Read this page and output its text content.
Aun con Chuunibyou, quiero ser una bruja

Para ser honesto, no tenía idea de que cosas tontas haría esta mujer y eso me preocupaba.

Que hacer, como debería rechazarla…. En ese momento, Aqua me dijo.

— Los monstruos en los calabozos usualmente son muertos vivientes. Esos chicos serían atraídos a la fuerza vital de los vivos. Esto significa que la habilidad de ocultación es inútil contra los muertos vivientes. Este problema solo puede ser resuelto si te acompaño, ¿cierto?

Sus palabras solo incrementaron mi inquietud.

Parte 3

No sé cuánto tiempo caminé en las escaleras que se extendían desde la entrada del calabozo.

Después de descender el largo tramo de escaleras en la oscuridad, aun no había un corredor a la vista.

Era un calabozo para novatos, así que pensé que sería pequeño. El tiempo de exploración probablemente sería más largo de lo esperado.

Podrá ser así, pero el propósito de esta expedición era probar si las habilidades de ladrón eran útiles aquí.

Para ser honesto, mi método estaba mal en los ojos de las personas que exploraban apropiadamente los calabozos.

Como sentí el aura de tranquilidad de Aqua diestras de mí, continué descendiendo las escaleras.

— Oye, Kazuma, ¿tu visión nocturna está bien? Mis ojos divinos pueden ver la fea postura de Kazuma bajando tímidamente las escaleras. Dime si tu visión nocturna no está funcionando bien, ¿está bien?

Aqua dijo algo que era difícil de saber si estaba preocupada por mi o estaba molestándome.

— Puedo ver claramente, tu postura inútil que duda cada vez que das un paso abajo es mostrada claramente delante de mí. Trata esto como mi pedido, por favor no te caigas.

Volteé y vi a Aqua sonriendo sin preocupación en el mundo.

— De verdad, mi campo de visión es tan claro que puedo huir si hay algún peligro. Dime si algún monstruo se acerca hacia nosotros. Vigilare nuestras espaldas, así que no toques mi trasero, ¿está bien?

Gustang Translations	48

● PROBLEM TO SOLVE
Gather all lines of the records that include the word "honesto".

● OUTPUT
Para ser honesto, no tenía idea de que cosas tontas haría esta mujer y eso me preocupaba.
Para ser honesto, mi método estaba mal en los ojos de las personas que exploraban apropiadamente los calabozos.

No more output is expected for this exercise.